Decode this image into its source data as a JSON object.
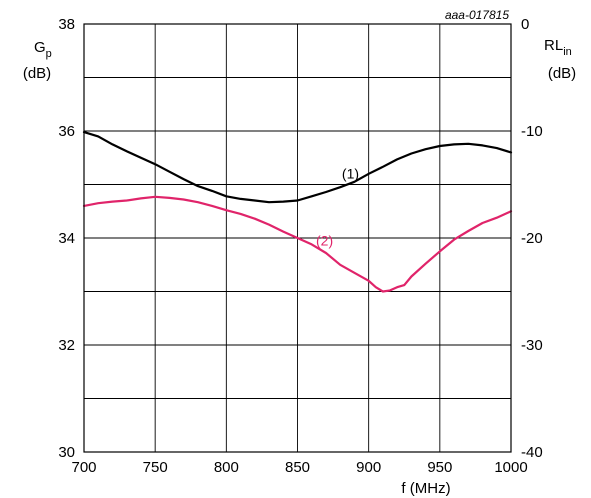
{
  "chart_data": {
    "type": "line",
    "reference_code": "aaa-017815",
    "xlabel": "f (MHz)",
    "ylabel_left": {
      "main": "G",
      "sub": "p",
      "unit": "(dB)"
    },
    "ylabel_right": {
      "main": "RL",
      "sub": "in",
      "unit": "(dB)"
    },
    "xlim": [
      700,
      1000
    ],
    "ylim_left": [
      30,
      38
    ],
    "ylim_right": [
      -40,
      0
    ],
    "x_ticks": [
      "700",
      "750",
      "800",
      "850",
      "900",
      "950",
      "1000"
    ],
    "y_ticks_left": [
      "30",
      "32",
      "34",
      "36",
      "38"
    ],
    "y_ticks_right": [
      "-40",
      "-30",
      "-20",
      "-10",
      "0"
    ],
    "grid": true,
    "series": [
      {
        "name": "(1)",
        "color": "#000000",
        "axis": "left",
        "x": [
          700,
          710,
          720,
          730,
          740,
          750,
          760,
          770,
          780,
          790,
          800,
          810,
          820,
          830,
          840,
          850,
          860,
          870,
          880,
          890,
          900,
          910,
          920,
          930,
          940,
          950,
          960,
          970,
          980,
          990,
          1000
        ],
        "y": [
          35.98,
          35.9,
          35.75,
          35.62,
          35.5,
          35.38,
          35.24,
          35.1,
          34.97,
          34.88,
          34.78,
          34.73,
          34.7,
          34.67,
          34.68,
          34.7,
          34.78,
          34.86,
          34.95,
          35.05,
          35.2,
          35.33,
          35.47,
          35.58,
          35.66,
          35.72,
          35.75,
          35.76,
          35.73,
          35.68,
          35.6
        ]
      },
      {
        "name": "(2)",
        "color": "#e0246a",
        "axis": "left",
        "x": [
          700,
          710,
          720,
          730,
          740,
          750,
          760,
          770,
          780,
          790,
          800,
          810,
          820,
          830,
          840,
          850,
          860,
          870,
          880,
          890,
          900,
          905,
          910,
          915,
          920,
          925,
          930,
          940,
          950,
          960,
          970,
          980,
          990,
          1000
        ],
        "y": [
          34.6,
          34.65,
          34.68,
          34.7,
          34.74,
          34.77,
          34.75,
          34.72,
          34.67,
          34.6,
          34.52,
          34.45,
          34.36,
          34.25,
          34.12,
          34.0,
          33.88,
          33.72,
          33.5,
          33.35,
          33.2,
          33.08,
          33.0,
          33.02,
          33.08,
          33.12,
          33.28,
          33.52,
          33.75,
          33.97,
          34.13,
          34.28,
          34.38,
          34.5
        ]
      }
    ]
  }
}
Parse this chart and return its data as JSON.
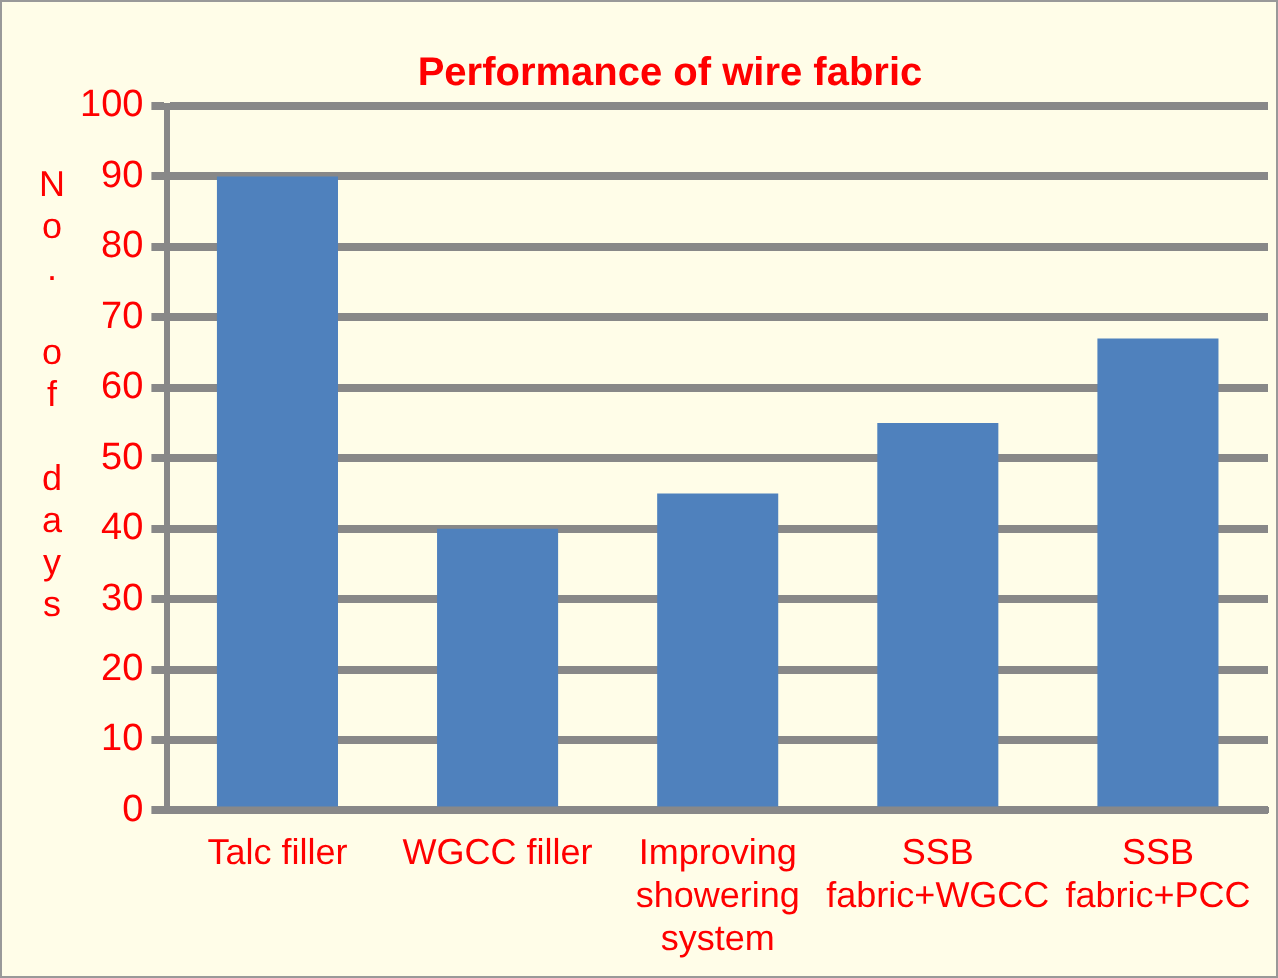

•••••

# [What is expected]
Select the lines in this material that hold the word "JSON", leaving none out.

# [Completed exercise]
Decode this image into its source data as a JSON object.
Parse this chart and return its data as JSON.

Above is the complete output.